--- start of MATERIAL SHOWN ---

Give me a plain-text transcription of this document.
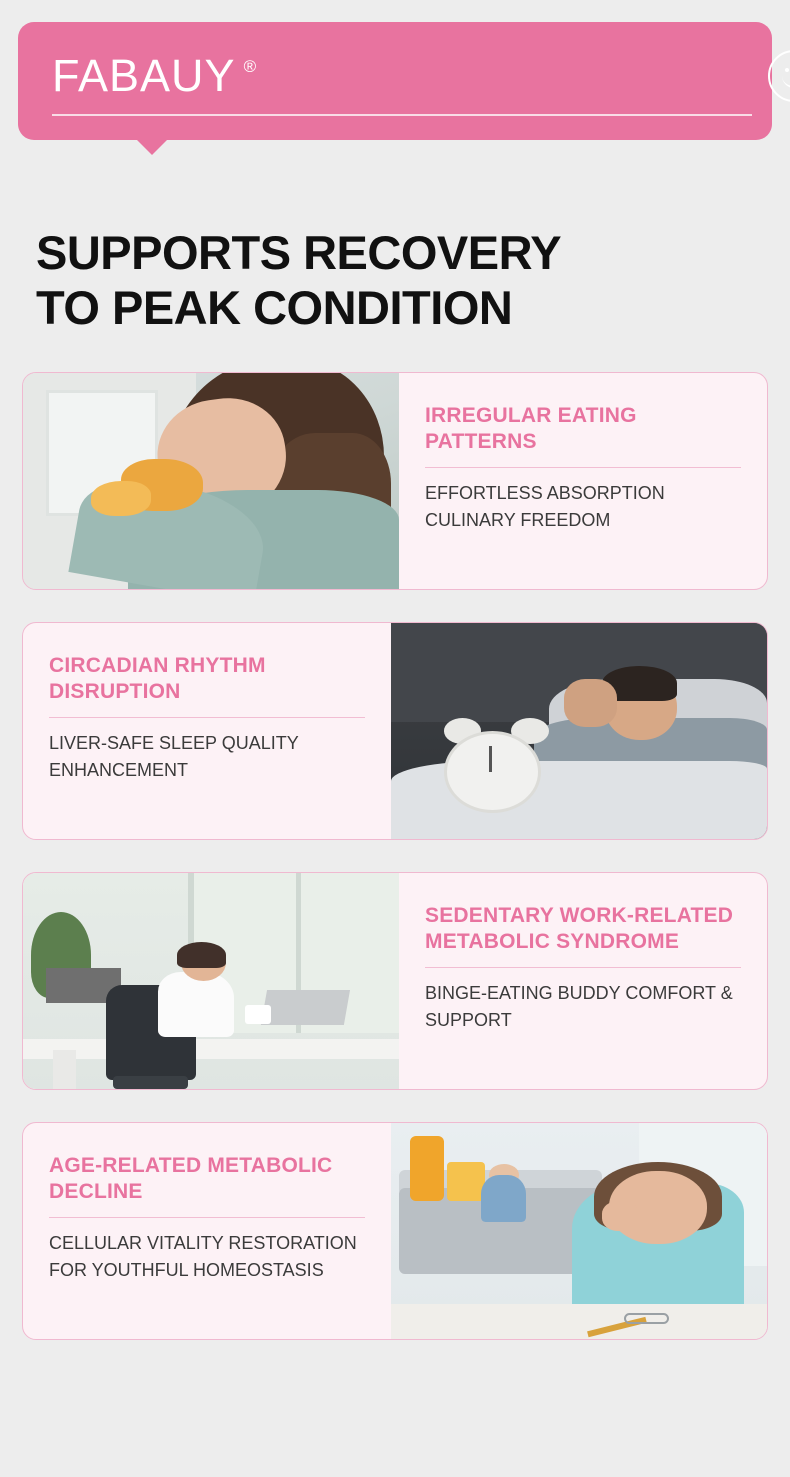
FABAUY ®
SUPPORTS RECOVERY
TO PEAK CONDITION
IRREGULAR EATING PATTERNS
EFFORTLESS ABSORPTION CULINARY FREEDOM
CIRCADIAN RHYTHM DISRUPTION
LIVER-SAFE SLEEP QUALITY ENHANCEMENT
SEDENTARY WORK-RELATED METABOLIC SYNDROME
BINGE-EATING BUDDY COMFORT & SUPPORT
AGE-RELATED METABOLIC DECLINE
CELLULAR VITALITY RESTORATION FOR YOUTHFUL HOMEOSTASIS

--- end of MATERIAL SHOWN ---

- _REQUIREMENTS_
Compute how many lines include the string "RELATED", then give that number by itself.

- _OUTPUT FOR THIS TASK_
2